Each line in the entries below that holds the string "单项选择题" is to be listed.

** Start of INPUT FOR THIS TASK **

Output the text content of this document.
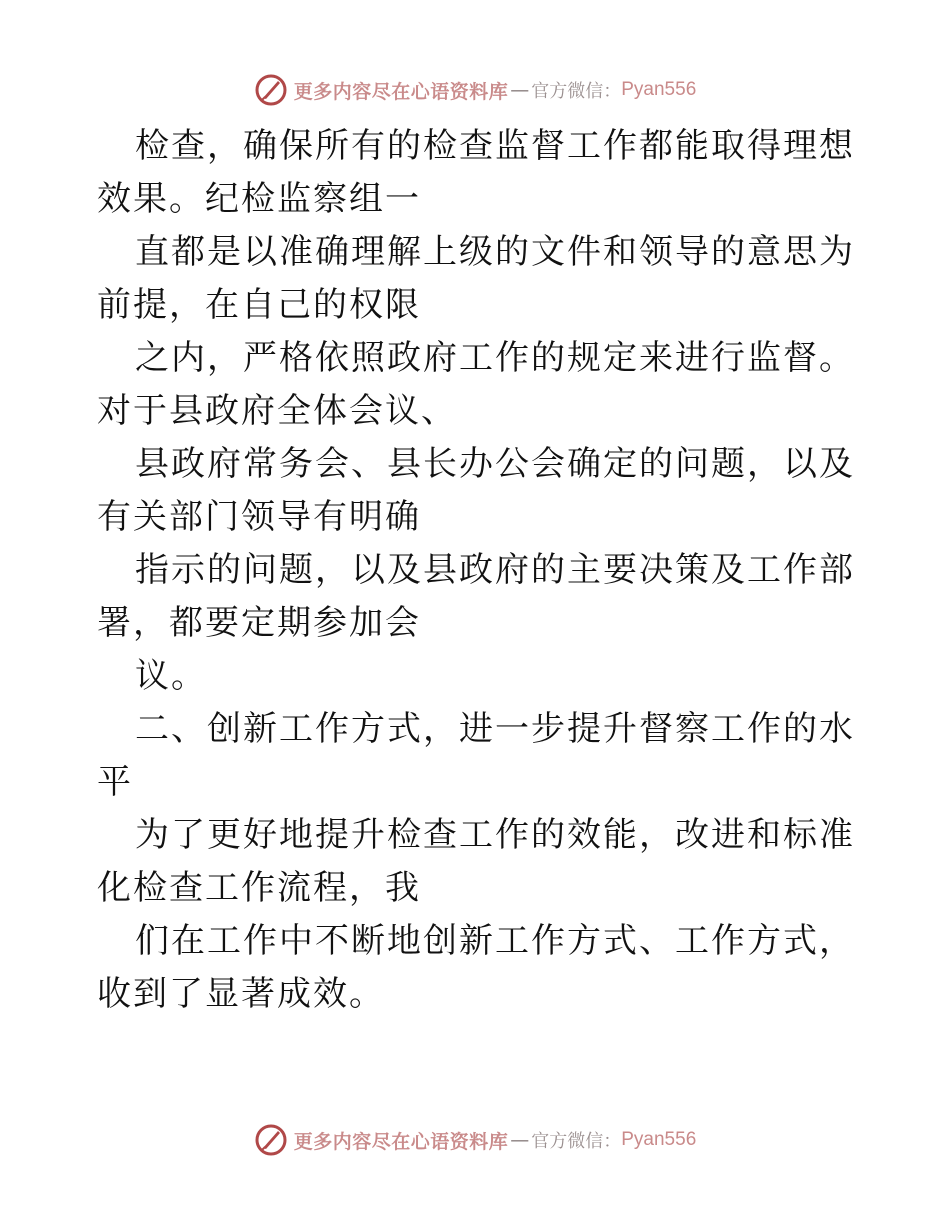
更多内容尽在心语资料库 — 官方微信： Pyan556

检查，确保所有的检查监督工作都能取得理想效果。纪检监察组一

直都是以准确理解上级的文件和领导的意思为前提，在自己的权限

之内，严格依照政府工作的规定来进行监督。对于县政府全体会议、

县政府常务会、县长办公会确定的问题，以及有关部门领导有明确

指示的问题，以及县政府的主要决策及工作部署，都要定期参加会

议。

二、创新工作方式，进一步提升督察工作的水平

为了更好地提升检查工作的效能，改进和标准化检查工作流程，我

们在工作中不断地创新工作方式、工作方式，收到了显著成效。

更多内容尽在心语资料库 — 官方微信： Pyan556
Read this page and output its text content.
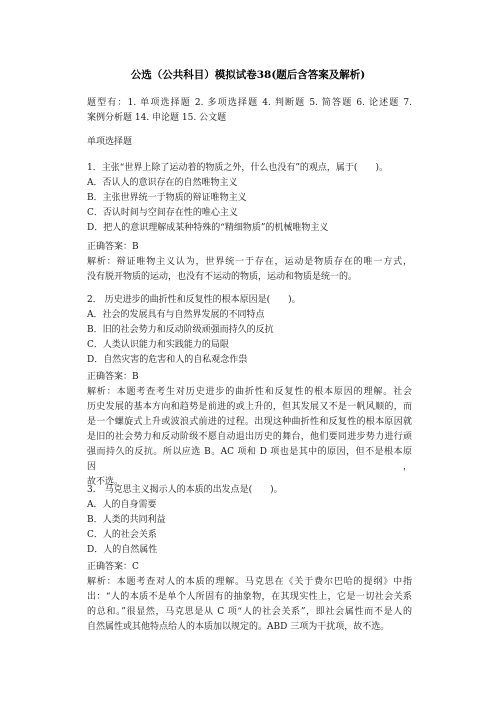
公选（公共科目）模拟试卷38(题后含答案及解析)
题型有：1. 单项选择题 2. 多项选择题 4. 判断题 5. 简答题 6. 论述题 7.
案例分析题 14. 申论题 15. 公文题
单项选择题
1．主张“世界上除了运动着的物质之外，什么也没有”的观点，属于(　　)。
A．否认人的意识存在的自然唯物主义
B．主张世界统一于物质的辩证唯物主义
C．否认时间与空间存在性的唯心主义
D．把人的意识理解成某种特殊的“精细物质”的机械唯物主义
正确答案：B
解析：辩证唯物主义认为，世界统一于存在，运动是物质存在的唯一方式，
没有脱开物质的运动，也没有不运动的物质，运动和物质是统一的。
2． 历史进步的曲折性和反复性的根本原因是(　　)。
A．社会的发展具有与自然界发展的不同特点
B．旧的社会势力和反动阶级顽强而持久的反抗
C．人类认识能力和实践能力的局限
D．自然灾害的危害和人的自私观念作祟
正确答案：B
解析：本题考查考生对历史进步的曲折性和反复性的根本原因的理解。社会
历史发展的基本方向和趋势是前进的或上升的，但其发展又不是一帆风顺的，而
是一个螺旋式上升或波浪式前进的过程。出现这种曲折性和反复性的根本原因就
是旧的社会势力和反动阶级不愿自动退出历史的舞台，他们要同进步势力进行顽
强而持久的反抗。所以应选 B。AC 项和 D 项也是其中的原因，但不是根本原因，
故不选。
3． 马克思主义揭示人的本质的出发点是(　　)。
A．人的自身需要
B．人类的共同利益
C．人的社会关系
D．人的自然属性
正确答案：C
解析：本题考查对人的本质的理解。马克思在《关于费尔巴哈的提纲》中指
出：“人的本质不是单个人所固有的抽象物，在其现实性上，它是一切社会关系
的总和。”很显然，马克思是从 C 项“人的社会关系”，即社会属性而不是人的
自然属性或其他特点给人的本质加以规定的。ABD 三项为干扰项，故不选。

** End of INPUT FOR THIS TASK **

RESULT OF THIS EXERCISE:
题型有：1. 单项选择题 2. 多项选择题 4. 判断题 5. 简答题 6. 论述题 7.
单项选择题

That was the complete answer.